Data records

--*--

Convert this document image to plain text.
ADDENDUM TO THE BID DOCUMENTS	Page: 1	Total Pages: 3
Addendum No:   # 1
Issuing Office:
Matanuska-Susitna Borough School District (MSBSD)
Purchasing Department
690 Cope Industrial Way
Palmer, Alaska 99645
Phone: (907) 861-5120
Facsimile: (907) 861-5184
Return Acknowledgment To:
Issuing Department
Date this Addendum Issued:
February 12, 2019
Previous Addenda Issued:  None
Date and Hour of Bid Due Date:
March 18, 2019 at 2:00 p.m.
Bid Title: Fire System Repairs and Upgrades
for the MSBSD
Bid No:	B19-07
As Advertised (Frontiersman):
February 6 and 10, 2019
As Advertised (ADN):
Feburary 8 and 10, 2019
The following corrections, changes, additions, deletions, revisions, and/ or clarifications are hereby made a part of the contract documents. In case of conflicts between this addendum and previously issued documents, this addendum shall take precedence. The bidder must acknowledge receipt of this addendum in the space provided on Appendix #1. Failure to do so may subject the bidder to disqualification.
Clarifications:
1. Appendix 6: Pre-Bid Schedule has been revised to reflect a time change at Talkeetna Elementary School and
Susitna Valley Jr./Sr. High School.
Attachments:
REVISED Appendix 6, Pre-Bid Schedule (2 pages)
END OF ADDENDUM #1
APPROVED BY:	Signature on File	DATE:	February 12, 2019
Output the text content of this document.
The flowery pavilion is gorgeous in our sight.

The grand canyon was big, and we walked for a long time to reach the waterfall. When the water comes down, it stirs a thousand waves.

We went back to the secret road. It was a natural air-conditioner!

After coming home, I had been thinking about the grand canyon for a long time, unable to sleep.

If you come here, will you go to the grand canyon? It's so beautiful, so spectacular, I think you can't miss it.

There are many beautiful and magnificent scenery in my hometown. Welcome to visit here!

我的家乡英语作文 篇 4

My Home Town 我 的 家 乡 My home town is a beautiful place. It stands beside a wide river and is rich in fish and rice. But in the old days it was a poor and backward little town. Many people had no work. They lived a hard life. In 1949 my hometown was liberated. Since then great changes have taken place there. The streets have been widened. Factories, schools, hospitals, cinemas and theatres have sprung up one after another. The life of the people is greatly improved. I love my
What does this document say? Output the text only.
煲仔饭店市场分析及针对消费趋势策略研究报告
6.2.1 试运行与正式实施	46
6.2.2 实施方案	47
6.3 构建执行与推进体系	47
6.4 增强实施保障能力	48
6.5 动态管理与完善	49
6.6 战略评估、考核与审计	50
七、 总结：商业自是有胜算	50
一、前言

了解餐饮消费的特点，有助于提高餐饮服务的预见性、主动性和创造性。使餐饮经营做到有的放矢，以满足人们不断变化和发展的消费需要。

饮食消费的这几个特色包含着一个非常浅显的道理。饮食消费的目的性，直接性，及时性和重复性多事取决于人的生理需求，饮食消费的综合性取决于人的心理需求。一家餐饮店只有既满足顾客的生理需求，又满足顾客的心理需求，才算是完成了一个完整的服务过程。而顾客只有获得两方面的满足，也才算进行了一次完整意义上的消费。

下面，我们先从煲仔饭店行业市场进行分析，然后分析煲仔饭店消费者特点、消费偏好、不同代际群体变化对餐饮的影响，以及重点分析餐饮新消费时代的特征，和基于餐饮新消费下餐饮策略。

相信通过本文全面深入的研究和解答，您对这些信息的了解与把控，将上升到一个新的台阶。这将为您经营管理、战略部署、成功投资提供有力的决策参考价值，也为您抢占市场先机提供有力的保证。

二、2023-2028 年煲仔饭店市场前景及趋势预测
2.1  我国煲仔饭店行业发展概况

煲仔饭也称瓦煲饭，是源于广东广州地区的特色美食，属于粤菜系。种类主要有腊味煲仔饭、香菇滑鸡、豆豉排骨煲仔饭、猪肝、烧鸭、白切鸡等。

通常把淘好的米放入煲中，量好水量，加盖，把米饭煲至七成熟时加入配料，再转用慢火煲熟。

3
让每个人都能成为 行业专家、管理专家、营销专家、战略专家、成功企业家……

--*--

▶ _EXERCISE DIRECTIONS_:
Return the entries above exactly as they appear.

▶ _EXPECTED OUTPUT_:
Convert this document image to plain text.
ADDENDUM TO THE BID DOCUMENTS	Page: 1	Total Pages: 3
Addendum No:   # 1
Issuing Office:
Matanuska-Susitna Borough School District (MSBSD)
Purchasing Department
690 Cope Industrial Way
Palmer, Alaska 99645
Phone: (907) 861-5120
Facsimile: (907) 861-5184
Return Acknowledgment To:
Issuing Department
Date this Addendum Issued:
February 12, 2019
Previous Addenda Issued:  None
Date and Hour of Bid Due Date:
March 18, 2019 at 2:00 p.m.
Bid Title: Fire System Repairs and Upgrades
for the MSBSD
Bid No:	B19-07
As Advertised (Frontiersman):
February 6 and 10, 2019
As Advertised (ADN):
Feburary 8 and 10, 2019
The following corrections, changes, additions, deletions, revisions, and/ or clarifications are hereby made a part of the contract documents. In case of conflicts between this addendum and previously issued documents, this addendum shall take precedence. The bidder must acknowledge receipt of this addendum in the space provided on Appendix #1. Failure to do so may subject the bidder to disqualification.
Clarifications:
1. Appendix 6: Pre-Bid Schedule has been revised to reflect a time change at Talkeetna Elementary School and
Susitna Valley Jr./Sr. High School.
Attachments:
REVISED Appendix 6, Pre-Bid Schedule (2 pages)
END OF ADDENDUM #1
APPROVED BY:	Signature on File	DATE:	February 12, 2019
Output the text content of this document.
The flowery pavilion is gorgeous in our sight.

The grand canyon was big, and we walked for a long time to reach the waterfall. When the water comes down, it stirs a thousand waves.

We went back to the secret road. It was a natural air-conditioner!

After coming home, I had been thinking about the grand canyon for a long time, unable to sleep.

If you come here, will you go to the grand canyon? It's so beautiful, so spectacular, I think you can't miss it.

There are many beautiful and magnificent scenery in my hometown. Welcome to visit here!

我的家乡英语作文 篇 4

My Home Town 我 的 家 乡 My home town is a beautiful place. It stands beside a wide river and is rich in fish and rice. But in the old days it was a poor and backward little town. Many people had no work. They lived a hard life. In 1949 my hometown was liberated. Since then great changes have taken place there. The streets have been widened. Factories, schools, hospitals, cinemas and theatres have sprung up one after another. The life of the people is greatly improved. I love my
What does this document say? Output the text only.
煲仔饭店市场分析及针对消费趋势策略研究报告
6.2.1 试运行与正式实施	46
6.2.2 实施方案	47
6.3 构建执行与推进体系	47
6.4 增强实施保障能力	48
6.5 动态管理与完善	49
6.6 战略评估、考核与审计	50
七、 总结：商业自是有胜算	50
一、前言

了解餐饮消费的特点，有助于提高餐饮服务的预见性、主动性和创造性。使餐饮经营做到有的放矢，以满足人们不断变化和发展的消费需要。

饮食消费的这几个特色包含着一个非常浅显的道理。饮食消费的目的性，直接性，及时性和重复性多事取决于人的生理需求，饮食消费的综合性取决于人的心理需求。一家餐饮店只有既满足顾客的生理需求，又满足顾客的心理需求，才算是完成了一个完整的服务过程。而顾客只有获得两方面的满足，也才算进行了一次完整意义上的消费。

下面，我们先从煲仔饭店行业市场进行分析，然后分析煲仔饭店消费者特点、消费偏好、不同代际群体变化对餐饮的影响，以及重点分析餐饮新消费时代的特征，和基于餐饮新消费下餐饮策略。

相信通过本文全面深入的研究和解答，您对这些信息的了解与把控，将上升到一个新的台阶。这将为您经营管理、战略部署、成功投资提供有力的决策参考价值，也为您抢占市场先机提供有力的保证。

二、2023-2028 年煲仔饭店市场前景及趋势预测
2.1  我国煲仔饭店行业发展概况

煲仔饭也称瓦煲饭，是源于广东广州地区的特色美食，属于粤菜系。种类主要有腊味煲仔饭、香菇滑鸡、豆豉排骨煲仔饭、猪肝、烧鸭、白切鸡等。

通常把淘好的米放入煲中，量好水量，加盖，把米饭煲至七成熟时加入配料，再转用慢火煲熟。

3
让每个人都能成为 行业专家、管理专家、营销专家、战略专家、成功企业家……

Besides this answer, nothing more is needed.